▶ [Instruction] Pull each line holding the word "handle" from the data.

========================================================================

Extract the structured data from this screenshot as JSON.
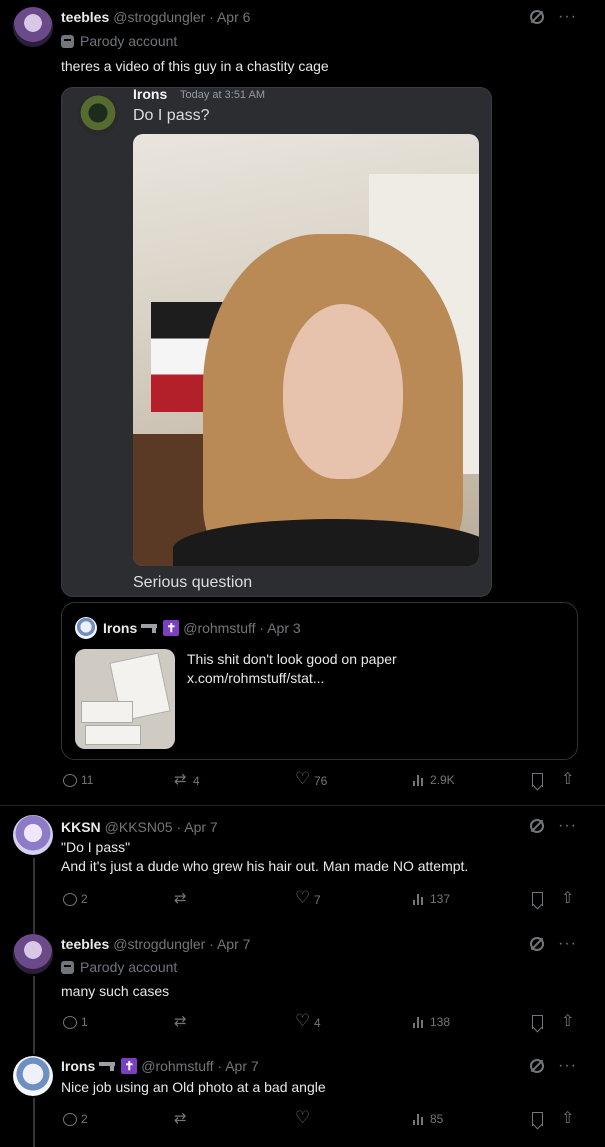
{
  "posts": [
    {
      "name": "teebles",
      "handle": "@strogdungler · Apr 6",
      "badge": "Parody account",
      "text": "theres a video of this guy in a chastity cage",
      "discord": {
        "name": "Irons",
        "time": "Today at 3:51 AM",
        "message": "Do I pass?",
        "caption": "Serious question"
      },
      "quote": {
        "name": "Irons",
        "handle": "@rohmstuff · Apr 3",
        "text": "This shit don't look good on paper\nx.com/rohmstuff/stat..."
      },
      "stats": {
        "replies": "11",
        "reposts": "4",
        "likes": "76",
        "views": "2.9K"
      }
    },
    {
      "name": "KKSN",
      "handle": "@KKSN05 · Apr 7",
      "text": "\"Do I pass\"\nAnd it's just a dude who grew his hair out. Man made NO attempt.",
      "stats": {
        "replies": "2",
        "reposts": "",
        "likes": "7",
        "views": "137"
      }
    },
    {
      "name": "teebles",
      "handle": "@strogdungler · Apr 7",
      "badge": "Parody account",
      "text": "many such cases",
      "stats": {
        "replies": "1",
        "reposts": "",
        "likes": "4",
        "views": "138"
      }
    },
    {
      "name": "Irons",
      "handle": "@rohmstuff · Apr 7",
      "text": "Nice job using an Old photo at a bad angle",
      "stats": {
        "replies": "2",
        "reposts": "",
        "likes": "",
        "views": "85"
      }
    }
  ],
  "icons": {
    "cross_glyph": "✝",
    "more_glyph": "···"
  },
  "colors": {
    "background": "#000000",
    "muted": "#71767b",
    "text": "#e7e9ea",
    "discord_bg": "#2b2d31",
    "cross_badge": "#7b3fbf"
  }
}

========================================================================

▶ [Final result]
      "handle": "@strogdungler · Apr 6",
        "handle": "@rohmstuff · Apr 3",
      "handle": "@KKSN05 · Apr 7",
      "handle": "@strogdungler · Apr 7",
      "handle": "@rohmstuff · Apr 7",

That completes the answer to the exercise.